Stored data:
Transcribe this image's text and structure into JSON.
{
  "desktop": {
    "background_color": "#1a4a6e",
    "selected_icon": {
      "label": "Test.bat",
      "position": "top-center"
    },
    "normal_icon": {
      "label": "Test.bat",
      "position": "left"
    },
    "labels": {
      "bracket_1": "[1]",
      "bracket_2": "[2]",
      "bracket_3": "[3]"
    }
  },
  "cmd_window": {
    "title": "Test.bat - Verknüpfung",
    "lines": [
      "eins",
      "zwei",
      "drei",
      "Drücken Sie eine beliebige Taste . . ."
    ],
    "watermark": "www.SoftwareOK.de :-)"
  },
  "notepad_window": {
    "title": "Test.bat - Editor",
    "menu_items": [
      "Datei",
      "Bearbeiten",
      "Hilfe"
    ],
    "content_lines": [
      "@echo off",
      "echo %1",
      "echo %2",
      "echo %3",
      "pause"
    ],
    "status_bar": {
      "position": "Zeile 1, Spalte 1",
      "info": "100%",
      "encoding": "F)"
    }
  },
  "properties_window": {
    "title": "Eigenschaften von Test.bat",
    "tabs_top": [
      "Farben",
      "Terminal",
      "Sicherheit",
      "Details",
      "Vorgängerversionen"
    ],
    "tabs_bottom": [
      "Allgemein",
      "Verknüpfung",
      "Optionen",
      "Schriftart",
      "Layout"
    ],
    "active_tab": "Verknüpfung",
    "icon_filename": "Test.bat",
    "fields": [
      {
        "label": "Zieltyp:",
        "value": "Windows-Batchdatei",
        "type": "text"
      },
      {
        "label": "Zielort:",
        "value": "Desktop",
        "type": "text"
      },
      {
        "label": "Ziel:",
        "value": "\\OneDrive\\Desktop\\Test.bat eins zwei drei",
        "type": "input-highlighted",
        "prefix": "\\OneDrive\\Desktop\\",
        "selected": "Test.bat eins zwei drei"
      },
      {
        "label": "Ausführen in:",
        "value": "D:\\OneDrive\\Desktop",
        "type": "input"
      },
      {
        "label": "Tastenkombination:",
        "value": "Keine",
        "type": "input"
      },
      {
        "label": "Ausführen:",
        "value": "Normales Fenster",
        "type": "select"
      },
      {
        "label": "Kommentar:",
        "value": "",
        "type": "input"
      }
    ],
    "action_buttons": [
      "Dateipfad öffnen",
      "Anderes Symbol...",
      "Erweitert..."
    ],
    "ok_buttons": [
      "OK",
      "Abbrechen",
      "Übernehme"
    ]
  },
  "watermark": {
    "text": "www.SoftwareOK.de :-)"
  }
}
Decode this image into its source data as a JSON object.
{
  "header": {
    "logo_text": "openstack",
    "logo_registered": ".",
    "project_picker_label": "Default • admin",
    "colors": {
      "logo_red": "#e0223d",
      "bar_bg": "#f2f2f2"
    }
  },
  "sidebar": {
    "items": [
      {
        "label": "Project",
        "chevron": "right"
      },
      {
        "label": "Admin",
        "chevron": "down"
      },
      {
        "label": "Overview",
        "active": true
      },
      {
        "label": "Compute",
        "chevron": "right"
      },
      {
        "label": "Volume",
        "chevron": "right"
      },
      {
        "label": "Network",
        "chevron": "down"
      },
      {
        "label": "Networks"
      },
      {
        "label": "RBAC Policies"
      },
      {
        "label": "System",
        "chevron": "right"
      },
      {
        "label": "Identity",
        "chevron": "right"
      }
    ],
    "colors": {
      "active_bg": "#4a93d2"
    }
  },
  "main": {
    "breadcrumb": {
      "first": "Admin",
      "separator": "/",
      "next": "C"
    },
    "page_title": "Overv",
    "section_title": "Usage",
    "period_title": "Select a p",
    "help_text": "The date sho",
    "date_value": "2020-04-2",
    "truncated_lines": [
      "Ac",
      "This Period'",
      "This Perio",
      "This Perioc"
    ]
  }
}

(Task directions):
Search the listing for the word "zwei" and return each line that holds it.

(Written reply):
      "zwei",
        "value": "\\OneDrive\\Desktop\\Test.bat eins zwei drei",
        "selected": "Test.bat eins zwei drei"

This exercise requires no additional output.